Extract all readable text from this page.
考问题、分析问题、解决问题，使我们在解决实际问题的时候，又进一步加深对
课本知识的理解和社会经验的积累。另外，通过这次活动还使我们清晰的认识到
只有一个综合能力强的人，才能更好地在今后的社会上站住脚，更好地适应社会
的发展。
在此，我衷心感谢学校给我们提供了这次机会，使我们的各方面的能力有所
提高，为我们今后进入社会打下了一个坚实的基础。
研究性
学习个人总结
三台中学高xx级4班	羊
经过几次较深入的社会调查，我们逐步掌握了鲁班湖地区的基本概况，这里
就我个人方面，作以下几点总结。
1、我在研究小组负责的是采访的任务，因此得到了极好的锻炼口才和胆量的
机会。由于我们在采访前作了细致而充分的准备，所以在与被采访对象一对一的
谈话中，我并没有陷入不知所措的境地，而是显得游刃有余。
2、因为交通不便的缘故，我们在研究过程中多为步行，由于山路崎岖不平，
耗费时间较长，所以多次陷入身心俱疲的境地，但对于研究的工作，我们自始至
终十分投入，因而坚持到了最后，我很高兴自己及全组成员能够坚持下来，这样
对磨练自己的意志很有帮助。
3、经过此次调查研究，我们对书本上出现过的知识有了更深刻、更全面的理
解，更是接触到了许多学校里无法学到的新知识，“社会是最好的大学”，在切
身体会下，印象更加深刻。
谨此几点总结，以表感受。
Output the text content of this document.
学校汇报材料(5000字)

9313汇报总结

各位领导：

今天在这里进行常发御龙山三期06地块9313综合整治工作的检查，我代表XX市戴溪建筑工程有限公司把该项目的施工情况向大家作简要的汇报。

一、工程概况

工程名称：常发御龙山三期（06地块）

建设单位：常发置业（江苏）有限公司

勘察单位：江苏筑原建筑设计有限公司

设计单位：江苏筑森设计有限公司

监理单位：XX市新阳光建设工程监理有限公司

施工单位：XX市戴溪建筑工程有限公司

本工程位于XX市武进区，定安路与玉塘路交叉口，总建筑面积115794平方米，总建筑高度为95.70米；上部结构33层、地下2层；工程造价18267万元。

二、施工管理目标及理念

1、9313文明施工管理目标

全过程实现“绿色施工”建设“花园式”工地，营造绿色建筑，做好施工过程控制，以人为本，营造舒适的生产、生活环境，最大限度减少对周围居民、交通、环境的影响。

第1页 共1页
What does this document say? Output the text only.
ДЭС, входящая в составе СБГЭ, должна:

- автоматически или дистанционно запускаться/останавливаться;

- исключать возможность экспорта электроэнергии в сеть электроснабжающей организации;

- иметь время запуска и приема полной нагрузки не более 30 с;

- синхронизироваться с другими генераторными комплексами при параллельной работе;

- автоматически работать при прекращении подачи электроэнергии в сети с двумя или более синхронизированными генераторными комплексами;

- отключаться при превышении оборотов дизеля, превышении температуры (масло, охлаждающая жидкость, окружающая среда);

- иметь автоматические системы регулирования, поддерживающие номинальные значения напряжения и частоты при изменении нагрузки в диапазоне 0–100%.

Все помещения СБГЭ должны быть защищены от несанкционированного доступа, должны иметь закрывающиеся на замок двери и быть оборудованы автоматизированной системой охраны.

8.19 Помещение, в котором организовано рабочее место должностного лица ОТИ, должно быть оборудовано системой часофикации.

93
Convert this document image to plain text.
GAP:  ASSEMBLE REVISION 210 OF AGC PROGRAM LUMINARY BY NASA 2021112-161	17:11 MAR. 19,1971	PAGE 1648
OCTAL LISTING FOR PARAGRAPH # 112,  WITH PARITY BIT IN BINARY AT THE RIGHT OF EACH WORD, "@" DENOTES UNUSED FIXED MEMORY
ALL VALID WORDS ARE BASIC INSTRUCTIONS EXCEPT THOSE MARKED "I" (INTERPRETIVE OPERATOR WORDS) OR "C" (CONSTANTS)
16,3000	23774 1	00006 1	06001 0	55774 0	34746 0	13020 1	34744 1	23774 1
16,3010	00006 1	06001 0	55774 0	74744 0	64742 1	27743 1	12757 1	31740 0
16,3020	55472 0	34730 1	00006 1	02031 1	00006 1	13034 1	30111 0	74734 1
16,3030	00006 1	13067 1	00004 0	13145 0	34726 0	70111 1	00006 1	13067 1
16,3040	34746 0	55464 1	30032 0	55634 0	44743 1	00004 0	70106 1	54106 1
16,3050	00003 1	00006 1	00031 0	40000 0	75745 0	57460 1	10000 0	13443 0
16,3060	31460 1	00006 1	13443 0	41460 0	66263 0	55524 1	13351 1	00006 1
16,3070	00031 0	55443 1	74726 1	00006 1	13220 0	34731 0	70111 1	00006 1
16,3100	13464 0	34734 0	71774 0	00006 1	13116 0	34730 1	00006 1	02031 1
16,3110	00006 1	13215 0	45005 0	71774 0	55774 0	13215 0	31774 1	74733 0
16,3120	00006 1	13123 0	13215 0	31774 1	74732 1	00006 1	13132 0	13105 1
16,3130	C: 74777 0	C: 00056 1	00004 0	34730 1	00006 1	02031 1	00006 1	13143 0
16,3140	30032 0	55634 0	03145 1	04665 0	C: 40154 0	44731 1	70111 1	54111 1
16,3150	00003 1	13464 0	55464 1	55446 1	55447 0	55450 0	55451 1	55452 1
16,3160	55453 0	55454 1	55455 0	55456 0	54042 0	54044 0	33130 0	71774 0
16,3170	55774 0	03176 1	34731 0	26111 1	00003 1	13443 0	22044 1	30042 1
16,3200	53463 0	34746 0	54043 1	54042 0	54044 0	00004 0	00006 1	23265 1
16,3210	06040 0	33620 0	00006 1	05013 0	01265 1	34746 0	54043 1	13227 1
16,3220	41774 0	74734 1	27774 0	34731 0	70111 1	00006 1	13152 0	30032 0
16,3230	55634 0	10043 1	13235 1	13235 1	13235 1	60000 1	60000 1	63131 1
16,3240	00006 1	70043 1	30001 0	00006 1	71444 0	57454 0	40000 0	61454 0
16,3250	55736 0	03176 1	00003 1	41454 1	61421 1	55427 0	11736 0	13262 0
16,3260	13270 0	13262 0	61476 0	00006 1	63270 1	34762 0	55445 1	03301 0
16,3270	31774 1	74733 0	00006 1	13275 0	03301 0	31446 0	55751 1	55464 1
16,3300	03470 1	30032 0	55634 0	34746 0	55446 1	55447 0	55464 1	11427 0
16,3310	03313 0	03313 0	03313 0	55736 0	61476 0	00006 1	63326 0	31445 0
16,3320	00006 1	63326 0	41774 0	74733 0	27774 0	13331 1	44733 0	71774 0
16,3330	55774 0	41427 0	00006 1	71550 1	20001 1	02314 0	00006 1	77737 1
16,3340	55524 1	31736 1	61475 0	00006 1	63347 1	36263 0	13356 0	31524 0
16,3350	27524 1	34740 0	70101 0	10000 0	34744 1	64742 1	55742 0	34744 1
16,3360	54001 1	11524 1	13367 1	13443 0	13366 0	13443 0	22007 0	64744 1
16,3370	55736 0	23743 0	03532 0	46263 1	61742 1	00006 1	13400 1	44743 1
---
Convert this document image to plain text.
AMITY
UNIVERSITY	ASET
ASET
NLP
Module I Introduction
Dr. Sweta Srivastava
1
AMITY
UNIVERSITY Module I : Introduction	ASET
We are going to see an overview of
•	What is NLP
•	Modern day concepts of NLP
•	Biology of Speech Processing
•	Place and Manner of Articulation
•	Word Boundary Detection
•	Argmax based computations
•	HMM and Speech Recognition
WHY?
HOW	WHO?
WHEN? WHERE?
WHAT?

###

Identify each line holding the string "СБГЭ", and copy it out.

_ANSWER BELOW_.
ДЭС, входящая в составе СБГЭ, должна:
Все помещения СБГЭ должны быть защищены от несанкционированного доступа, должны иметь закрывающиеся на замок двери и быть оборудованы автоматизированной системой охраны.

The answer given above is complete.